Data shown:
....................

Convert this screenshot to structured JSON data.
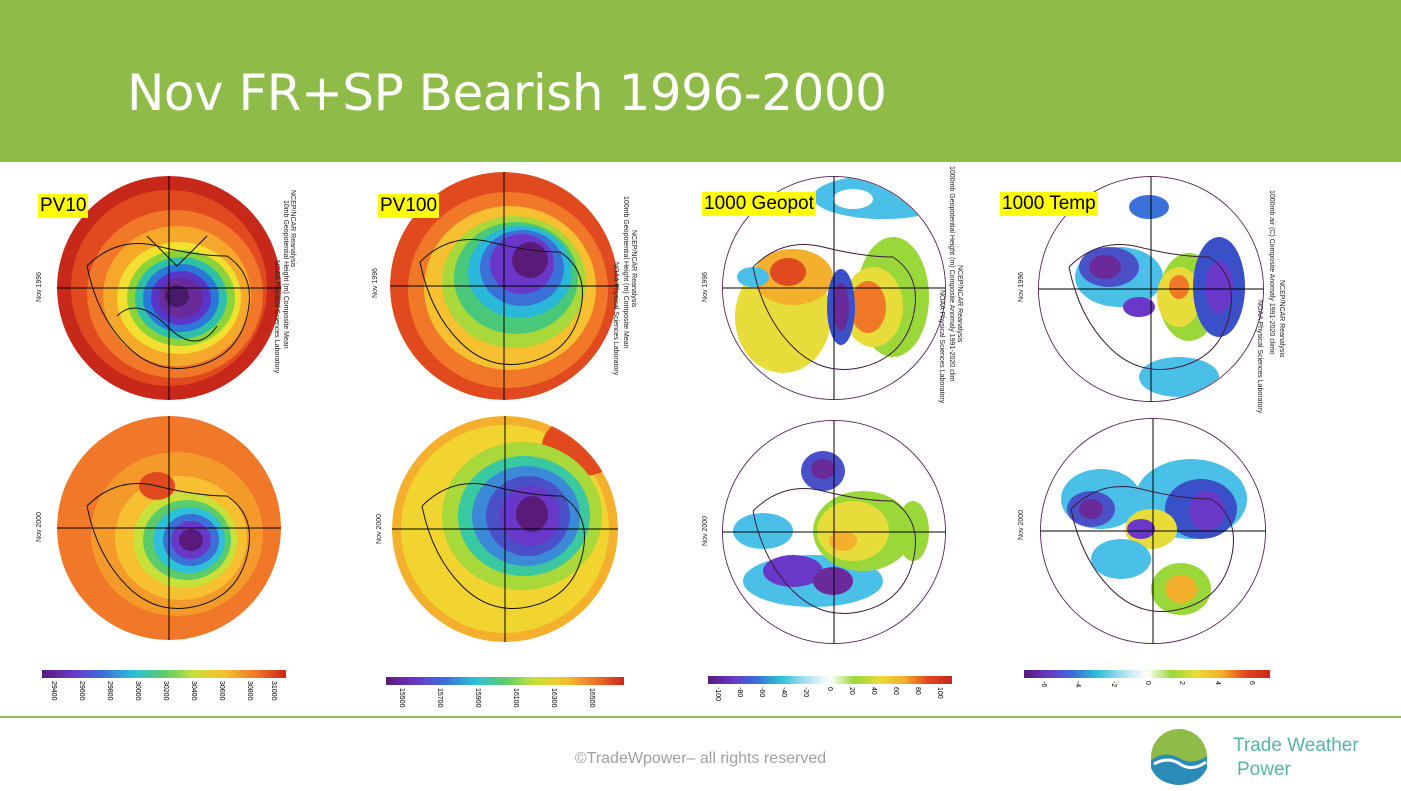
{
  "title": "Nov FR+SP Bearish 1996-2000",
  "colors": {
    "header": "#8fbb48",
    "tag_bg": "#ffff00",
    "brand": "#56b4a8"
  },
  "panels": [
    {
      "tag": "PV10",
      "side_text": "10mb Geopotential Height (m) Composite Mean",
      "source": "NCEP/NCAR Reanalysis",
      "lab": "NOAA Physical Sciences Laboratory",
      "years": [
        "Nov 1996",
        "Nov 2000"
      ],
      "colorbar_ticks": [
        "29400",
        "29600",
        "29800",
        "30000",
        "30200",
        "30400",
        "30600",
        "30800",
        "31000"
      ]
    },
    {
      "tag": "PV100",
      "side_text": "100mb Geopotential Height (m) Composite Mean",
      "source": "NCEP/NCAR Reanalysis",
      "lab": "NOAA Physical Sciences Laboratory",
      "years": [
        "Nov 1996",
        "Nov 2000"
      ],
      "colorbar_ticks": [
        "15500",
        "15700",
        "15900",
        "16100",
        "16300",
        "16500"
      ]
    },
    {
      "tag": "1000 Geopot",
      "side_text": "1000mb Geopotential Height (m) Composite Anomaly 1991-2020 clim",
      "source": "NCEP/NCAR Reanalysis",
      "lab": "NOAA Physical Sciences Laboratory",
      "years": [
        "Nov 1996",
        "Nov 2000"
      ],
      "colorbar_ticks": [
        "-100",
        "-80",
        "-60",
        "-40",
        "-20",
        "0",
        "20",
        "40",
        "60",
        "80",
        "100"
      ]
    },
    {
      "tag": "1000 Temp",
      "side_text": "1000mb air (C) Composite Anomaly 1991-2020 climo",
      "source": "NCEP/NCAR Reanalysis",
      "lab": "NOAA Physical Sciences Laboratory",
      "years": [
        "Nov 1996",
        "Nov 2000"
      ],
      "colorbar_ticks": [
        "-6",
        "-4",
        "-2",
        "0",
        "2",
        "4",
        "6"
      ]
    }
  ],
  "footer": {
    "copyright": "©TradeWpower– all rights reserved",
    "brand_line1": "Trade Weather",
    "brand_line2": "Power"
  }
}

....................

Problem description: Pull out every line in the data above that has the word "Anomaly".

Full answer:
      "side_text": "1000mb Geopotential Height (m) Composite Anomaly 1991-2020 clim",
      "side_text": "1000mb air (C) Composite Anomaly 1991-2020 climo",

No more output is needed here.